TASK TO COMPLETE
Your task is to copy every line of the records below that contains "play".

(Dataset items)

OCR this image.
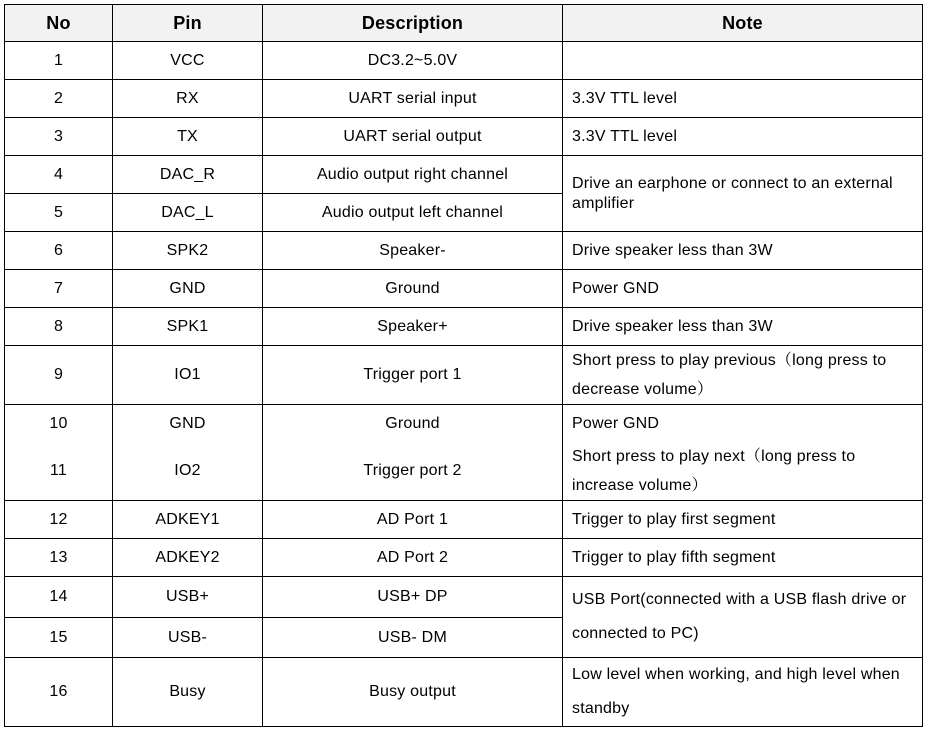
No	Pin	Description	Note
1	VCC	DC3.2~5.0V	
2	RX	UART serial input	3.3V TTL level
3	TX	UART serial output	3.3V TTL level
4	DAC_R	Audio output right channel	Drive an earphone or connect to an external amplifier
5	DAC_L	Audio output left channel	
6	SPK2	Speaker-	Drive speaker less than 3W
7	GND	Ground	Power GND
8	SPK1	Speaker+	Drive speaker less than 3W
9	IO1	Trigger port 1	Short press to play previous（long press to decrease volume）
10	GND	Ground	Power GND
11	IO2	Trigger port 2	Short press to play next（long press to increase volume）
12	ADKEY1	AD Port 1	Trigger to play first segment
13	ADKEY2	AD Port 2	Trigger to play fifth segment
14	USB+	USB+ DP	USB Port(connected with a USB flash drive or connected to PC)
15	USB-	USB- DM	
16	Busy	Busy output	Low level when working, and high level when standby
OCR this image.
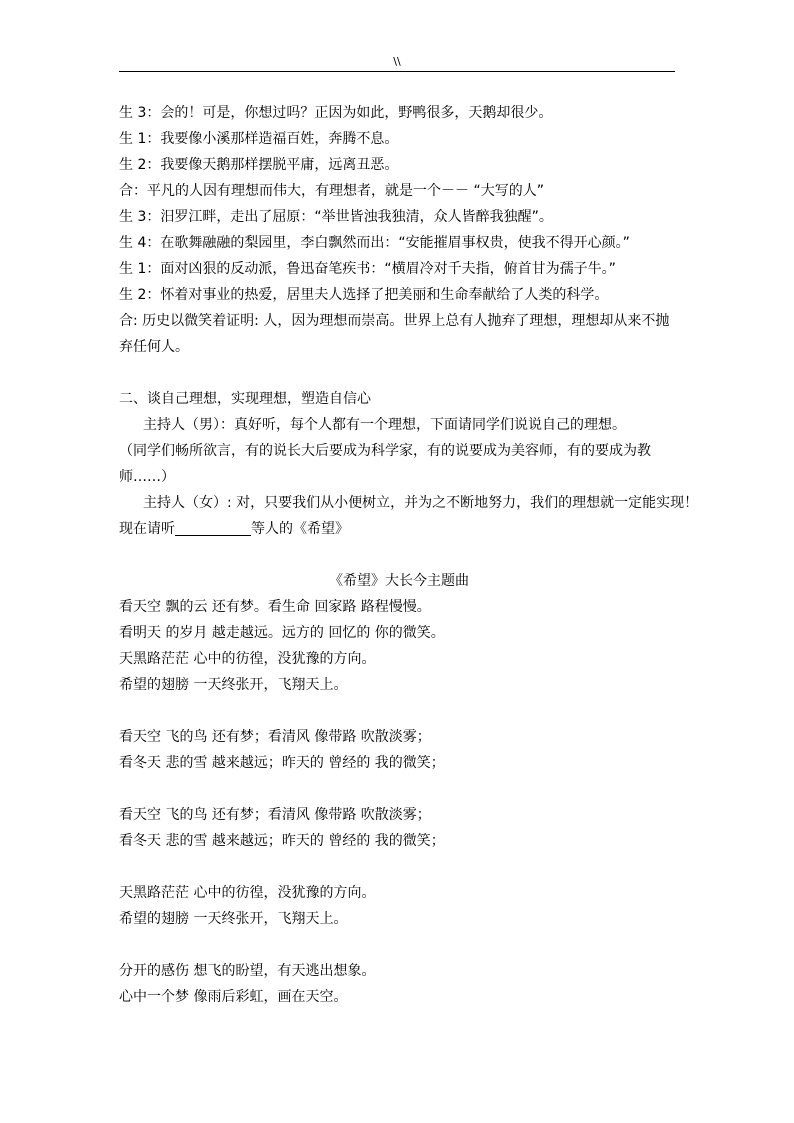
\\
生 3：会的！可是，你想过吗？正因为如此，野鸭很多，天鹅却很少。
生 1：我要像小溪那样造福百姓，奔腾不息。
生 2：我要像天鹅那样摆脱平庸，远离丑恶。
合：平凡的人因有理想而伟大，有理想者，就是一个－－ “大写的人”
生 3：汨罗江畔，走出了屈原：“举世皆浊我独清，众人皆醉我独醒”。
生 4：在歌舞融融的梨园里，李白飘然而出：“安能摧眉事权贵，使我不得开心颜。”
生 1：面对凶狠的反动派，鲁迅奋笔疾书：“横眉冷对千夫指，俯首甘为孺子牛。”
生 2：怀着对事业的热爱，居里夫人选择了把美丽和生命奉献给了人类的科学。
合: 历史以微笑着证明: 人，因为理想而崇高。世界上总有人抛弃了理想，理想却从来不抛弃任何人。
二、谈自己理想，实现理想，塑造自信心
主持人（男）：真好听，每个人都有一个理想，下面请同学们说说自己的理想。
（同学们畅所欲言，有的说长大后要成为科学家，有的说要成为美容师，有的要成为教师……）
主持人（女）: 对，只要我们从小便树立，并为之不断地努力，我们的理想就一定能实现！
现在请听	等人的《希望》
《希望》大长今主题曲
看天空 飘的云 还有梦。看生命 回家路 路程慢慢。
看明天 的岁月 越走越远。远方的 回忆的 你的微笑。
天黑路茫茫 心中的彷徨，没犹豫的方向。
希望的翅膀 一天终张开，飞翔天上。
看天空 飞的鸟 还有梦；看清风 像带路 吹散淡雾；
看冬天 悲的雪 越来越远；昨天的 曾经的 我的微笑；
看天空 飞的鸟 还有梦；看清风 像带路 吹散淡雾；
看冬天 悲的雪 越来越远；昨天的 曾经的 我的微笑；
天黑路茫茫 心中的彷徨，没犹豫的方向。
希望的翅膀 一天终张开，飞翔天上。
分开的感伤 想飞的盼望，有天逃出想象。
心中一个梦 像雨后彩虹，画在天空。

COMPLETE ANSWER
9	IO1	Trigger port 1	Short press to play previous（long press to decrease volume）
11	IO2	Trigger port 2	Short press to play next（long press to increase volume）
12	ADKEY1	AD Port 1	Trigger to play first segment
13	ADKEY2	AD Port 2	Trigger to play fifth segment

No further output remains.